Check each line of the listing below for the string "reliability", and copy the ones that have it.

++++ SUPPLIED INFORMATION

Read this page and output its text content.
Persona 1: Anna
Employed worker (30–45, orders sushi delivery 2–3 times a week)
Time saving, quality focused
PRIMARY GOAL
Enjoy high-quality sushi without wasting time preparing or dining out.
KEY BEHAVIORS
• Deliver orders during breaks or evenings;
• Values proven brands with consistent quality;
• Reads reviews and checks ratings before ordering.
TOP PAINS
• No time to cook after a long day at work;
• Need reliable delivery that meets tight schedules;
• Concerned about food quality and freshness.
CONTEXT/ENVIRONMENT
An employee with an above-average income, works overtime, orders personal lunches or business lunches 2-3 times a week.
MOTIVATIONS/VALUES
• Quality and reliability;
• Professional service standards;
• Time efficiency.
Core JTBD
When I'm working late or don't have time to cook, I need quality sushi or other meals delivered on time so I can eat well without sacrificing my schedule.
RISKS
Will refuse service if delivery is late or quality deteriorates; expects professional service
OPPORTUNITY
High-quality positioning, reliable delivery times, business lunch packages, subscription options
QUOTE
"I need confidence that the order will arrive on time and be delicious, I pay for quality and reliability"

++++++++
++++ SUPPLIED INFORMATION

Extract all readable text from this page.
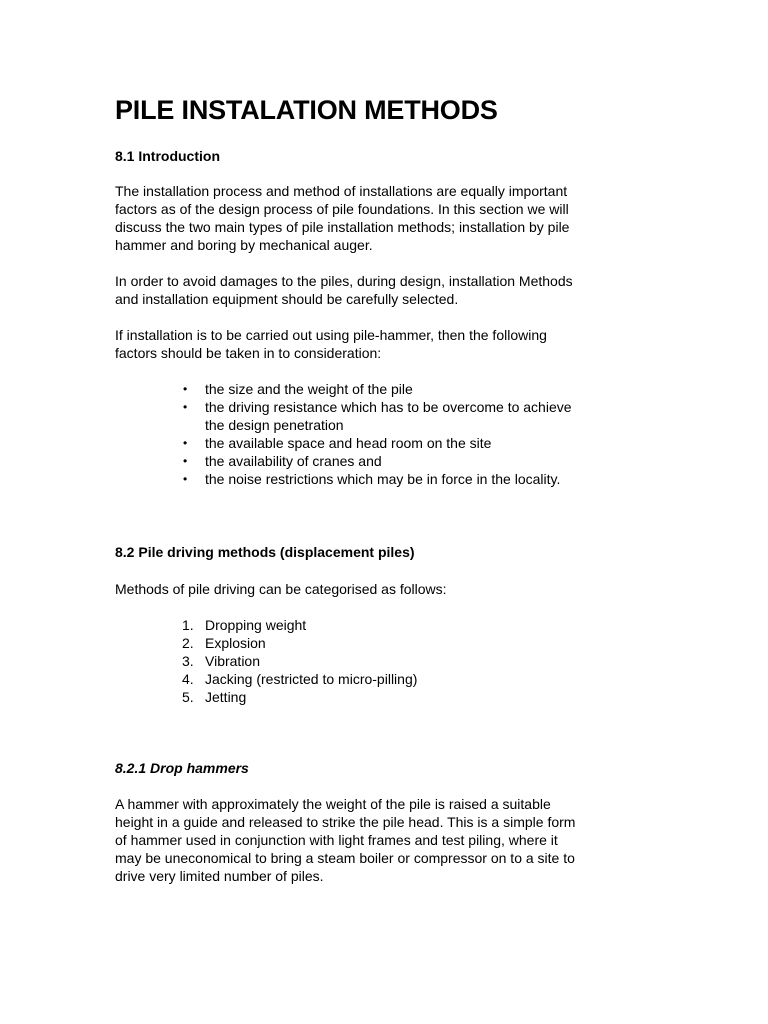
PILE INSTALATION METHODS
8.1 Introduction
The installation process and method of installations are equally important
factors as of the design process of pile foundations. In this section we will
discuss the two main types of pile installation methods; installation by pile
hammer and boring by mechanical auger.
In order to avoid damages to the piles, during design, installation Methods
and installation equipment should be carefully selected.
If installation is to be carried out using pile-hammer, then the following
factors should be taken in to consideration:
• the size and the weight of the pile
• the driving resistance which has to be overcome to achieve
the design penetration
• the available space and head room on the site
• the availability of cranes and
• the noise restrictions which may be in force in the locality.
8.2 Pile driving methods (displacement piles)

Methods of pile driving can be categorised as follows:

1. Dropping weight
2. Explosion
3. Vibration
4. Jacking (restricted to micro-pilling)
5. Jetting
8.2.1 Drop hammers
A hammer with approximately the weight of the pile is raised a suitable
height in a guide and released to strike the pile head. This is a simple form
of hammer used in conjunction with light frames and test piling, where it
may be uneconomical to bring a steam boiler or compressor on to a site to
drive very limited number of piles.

++++++++

RESULT FOR THIS EXERCISE
• Quality and reliability;
"I need confidence that the order will arrive on time and be delicious, I pay for quality and reliability"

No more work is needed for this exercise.